[GIVEN PROBLEM] Copy all lines holding the word "Assisted" from the entries.

[INPUT MATERIAL]
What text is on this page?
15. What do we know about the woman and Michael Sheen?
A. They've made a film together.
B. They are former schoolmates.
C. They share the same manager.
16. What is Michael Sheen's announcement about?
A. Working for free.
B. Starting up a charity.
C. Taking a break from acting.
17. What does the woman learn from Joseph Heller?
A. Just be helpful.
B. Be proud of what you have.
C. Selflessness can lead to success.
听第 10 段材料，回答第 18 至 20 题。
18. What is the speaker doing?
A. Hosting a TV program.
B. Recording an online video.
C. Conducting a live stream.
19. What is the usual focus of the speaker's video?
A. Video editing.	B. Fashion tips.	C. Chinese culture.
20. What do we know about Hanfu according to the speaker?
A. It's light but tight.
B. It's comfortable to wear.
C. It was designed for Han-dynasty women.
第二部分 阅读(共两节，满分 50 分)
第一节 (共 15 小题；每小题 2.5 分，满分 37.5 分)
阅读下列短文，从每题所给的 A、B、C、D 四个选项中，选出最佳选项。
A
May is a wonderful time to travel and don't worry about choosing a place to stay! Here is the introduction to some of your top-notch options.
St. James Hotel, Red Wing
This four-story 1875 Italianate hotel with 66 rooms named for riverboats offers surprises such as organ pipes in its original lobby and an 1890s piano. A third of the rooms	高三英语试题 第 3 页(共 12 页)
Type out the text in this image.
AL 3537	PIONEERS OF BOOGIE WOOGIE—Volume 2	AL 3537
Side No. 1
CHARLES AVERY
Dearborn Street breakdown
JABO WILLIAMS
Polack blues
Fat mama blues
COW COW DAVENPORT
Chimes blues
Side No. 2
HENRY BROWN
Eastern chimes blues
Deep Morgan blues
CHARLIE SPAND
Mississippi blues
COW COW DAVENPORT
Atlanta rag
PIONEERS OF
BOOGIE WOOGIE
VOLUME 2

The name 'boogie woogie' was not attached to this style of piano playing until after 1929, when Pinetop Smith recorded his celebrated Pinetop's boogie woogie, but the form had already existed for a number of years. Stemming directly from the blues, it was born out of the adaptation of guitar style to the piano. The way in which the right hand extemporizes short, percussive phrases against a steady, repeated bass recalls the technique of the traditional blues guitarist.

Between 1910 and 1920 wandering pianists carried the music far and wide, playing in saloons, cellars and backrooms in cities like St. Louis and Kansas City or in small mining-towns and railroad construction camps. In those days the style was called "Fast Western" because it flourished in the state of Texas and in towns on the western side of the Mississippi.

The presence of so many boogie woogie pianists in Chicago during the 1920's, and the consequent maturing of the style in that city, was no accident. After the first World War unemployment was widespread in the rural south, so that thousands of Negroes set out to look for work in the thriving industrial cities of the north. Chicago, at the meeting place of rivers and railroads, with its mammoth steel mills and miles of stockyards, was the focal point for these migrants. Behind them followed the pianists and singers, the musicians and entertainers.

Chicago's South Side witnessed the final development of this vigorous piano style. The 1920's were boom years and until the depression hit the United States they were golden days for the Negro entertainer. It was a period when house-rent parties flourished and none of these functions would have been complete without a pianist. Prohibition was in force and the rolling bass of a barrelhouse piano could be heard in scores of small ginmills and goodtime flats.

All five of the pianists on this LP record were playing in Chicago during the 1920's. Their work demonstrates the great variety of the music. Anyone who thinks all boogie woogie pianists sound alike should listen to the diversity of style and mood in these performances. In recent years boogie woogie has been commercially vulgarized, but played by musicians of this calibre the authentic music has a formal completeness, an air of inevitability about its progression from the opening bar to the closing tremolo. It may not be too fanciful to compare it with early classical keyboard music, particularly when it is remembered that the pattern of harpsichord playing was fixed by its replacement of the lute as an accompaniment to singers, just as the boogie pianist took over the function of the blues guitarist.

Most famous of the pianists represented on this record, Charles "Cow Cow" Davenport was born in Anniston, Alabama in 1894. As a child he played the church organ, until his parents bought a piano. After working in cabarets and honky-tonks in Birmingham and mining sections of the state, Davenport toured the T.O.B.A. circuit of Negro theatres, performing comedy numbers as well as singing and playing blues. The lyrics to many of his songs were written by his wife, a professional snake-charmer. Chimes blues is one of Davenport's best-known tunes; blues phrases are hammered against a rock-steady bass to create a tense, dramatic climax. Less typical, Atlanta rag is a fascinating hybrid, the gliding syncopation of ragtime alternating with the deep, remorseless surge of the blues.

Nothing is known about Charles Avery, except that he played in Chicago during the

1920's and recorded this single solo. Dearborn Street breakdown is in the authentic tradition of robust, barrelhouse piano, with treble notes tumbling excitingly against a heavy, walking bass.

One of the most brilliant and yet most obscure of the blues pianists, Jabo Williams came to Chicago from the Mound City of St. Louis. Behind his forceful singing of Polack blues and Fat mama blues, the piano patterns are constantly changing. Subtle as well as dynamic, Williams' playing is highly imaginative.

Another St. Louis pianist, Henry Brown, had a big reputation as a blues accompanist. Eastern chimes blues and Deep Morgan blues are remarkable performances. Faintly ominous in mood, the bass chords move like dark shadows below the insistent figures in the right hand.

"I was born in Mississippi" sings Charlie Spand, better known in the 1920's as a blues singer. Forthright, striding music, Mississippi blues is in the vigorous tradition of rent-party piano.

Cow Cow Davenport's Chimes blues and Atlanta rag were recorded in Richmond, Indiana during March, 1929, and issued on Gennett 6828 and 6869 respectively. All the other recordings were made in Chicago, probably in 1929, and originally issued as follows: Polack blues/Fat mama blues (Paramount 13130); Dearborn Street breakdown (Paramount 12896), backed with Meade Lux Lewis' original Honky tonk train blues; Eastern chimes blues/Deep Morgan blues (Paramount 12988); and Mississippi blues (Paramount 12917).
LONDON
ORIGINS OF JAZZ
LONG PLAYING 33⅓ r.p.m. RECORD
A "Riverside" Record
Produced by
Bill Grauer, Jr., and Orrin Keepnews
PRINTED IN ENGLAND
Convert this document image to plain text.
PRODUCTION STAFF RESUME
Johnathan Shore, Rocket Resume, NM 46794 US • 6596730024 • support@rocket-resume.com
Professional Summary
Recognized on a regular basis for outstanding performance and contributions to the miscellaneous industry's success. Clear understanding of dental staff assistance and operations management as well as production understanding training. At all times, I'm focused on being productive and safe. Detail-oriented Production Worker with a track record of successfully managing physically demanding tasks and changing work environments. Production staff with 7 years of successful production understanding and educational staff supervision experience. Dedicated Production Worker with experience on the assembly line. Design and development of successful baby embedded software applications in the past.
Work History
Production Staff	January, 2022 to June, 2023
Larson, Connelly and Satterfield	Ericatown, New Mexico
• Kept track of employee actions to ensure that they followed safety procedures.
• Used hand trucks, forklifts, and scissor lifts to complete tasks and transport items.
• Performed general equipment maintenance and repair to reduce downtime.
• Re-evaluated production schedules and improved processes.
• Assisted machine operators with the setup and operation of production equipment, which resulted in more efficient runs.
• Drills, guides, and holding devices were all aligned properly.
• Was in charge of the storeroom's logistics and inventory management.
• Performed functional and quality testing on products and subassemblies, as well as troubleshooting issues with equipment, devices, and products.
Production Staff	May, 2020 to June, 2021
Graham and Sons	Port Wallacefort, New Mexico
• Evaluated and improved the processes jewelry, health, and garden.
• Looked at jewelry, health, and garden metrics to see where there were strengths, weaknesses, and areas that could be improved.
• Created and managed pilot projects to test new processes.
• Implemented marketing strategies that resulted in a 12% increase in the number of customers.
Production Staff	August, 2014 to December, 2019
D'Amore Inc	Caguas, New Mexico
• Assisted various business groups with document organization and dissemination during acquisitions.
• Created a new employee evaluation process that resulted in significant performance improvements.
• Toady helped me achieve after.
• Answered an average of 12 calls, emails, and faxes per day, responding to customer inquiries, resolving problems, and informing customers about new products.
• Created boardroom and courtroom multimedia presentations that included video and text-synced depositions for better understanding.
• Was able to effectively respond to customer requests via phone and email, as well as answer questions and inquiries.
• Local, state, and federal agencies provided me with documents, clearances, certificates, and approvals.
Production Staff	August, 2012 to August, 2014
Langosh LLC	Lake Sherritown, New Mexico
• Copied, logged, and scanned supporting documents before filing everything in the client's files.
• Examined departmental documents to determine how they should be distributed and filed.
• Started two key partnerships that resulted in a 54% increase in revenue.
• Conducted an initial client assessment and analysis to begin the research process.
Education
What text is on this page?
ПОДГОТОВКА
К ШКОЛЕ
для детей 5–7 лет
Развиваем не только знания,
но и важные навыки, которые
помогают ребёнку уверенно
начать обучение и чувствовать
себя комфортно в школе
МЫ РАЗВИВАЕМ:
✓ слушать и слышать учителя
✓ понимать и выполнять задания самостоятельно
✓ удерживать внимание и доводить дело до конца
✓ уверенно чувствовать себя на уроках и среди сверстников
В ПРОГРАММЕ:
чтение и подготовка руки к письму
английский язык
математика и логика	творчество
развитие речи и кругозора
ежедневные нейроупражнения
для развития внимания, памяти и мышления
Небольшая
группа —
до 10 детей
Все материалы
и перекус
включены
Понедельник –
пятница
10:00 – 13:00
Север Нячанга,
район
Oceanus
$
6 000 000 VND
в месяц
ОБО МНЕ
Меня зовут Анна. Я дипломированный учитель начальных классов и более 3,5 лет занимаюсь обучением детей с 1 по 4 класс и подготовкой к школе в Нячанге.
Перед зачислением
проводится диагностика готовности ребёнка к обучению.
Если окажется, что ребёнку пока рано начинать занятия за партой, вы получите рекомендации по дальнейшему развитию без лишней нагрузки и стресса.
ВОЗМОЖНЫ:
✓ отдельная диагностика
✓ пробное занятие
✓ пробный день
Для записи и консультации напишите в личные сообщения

[RESULT OF THE EXERCISE]
• Assisted machine operators with the setup and operation of production equipment, which resulted in more efficient runs.
• Assisted various business groups with document organization and dissemination during acquisitions.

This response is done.